# DIRECTION
Go through the records and show each line where the word "ghost" occurs.

# RECORDS TO USE
****************************************

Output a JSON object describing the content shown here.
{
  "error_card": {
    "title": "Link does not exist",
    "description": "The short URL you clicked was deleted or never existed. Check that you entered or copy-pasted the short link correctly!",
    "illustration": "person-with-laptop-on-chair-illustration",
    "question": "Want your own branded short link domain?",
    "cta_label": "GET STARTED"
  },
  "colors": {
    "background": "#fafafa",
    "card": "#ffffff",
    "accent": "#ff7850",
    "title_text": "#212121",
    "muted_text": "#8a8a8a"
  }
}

****************************************

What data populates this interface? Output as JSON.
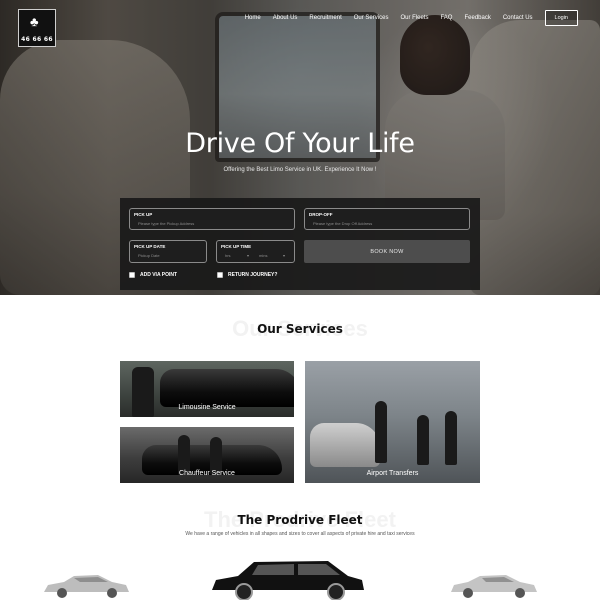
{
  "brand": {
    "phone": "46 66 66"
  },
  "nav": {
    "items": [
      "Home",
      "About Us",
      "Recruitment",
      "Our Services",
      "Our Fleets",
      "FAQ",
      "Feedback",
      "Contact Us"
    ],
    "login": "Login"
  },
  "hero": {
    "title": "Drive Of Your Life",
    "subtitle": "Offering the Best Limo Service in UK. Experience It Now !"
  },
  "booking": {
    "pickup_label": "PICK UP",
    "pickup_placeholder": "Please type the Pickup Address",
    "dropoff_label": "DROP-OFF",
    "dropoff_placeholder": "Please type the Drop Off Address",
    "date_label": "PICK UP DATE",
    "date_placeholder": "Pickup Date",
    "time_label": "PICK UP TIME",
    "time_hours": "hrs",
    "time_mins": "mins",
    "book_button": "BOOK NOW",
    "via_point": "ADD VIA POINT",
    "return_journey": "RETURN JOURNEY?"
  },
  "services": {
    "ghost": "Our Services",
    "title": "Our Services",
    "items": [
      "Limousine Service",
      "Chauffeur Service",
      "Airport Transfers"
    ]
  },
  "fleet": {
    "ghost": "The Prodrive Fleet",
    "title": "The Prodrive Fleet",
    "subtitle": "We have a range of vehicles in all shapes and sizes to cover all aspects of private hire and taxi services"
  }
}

****************************************

# RESULT FOR THIS TASK
    "ghost": "Our Services",
    "ghost": "The Prodrive Fleet",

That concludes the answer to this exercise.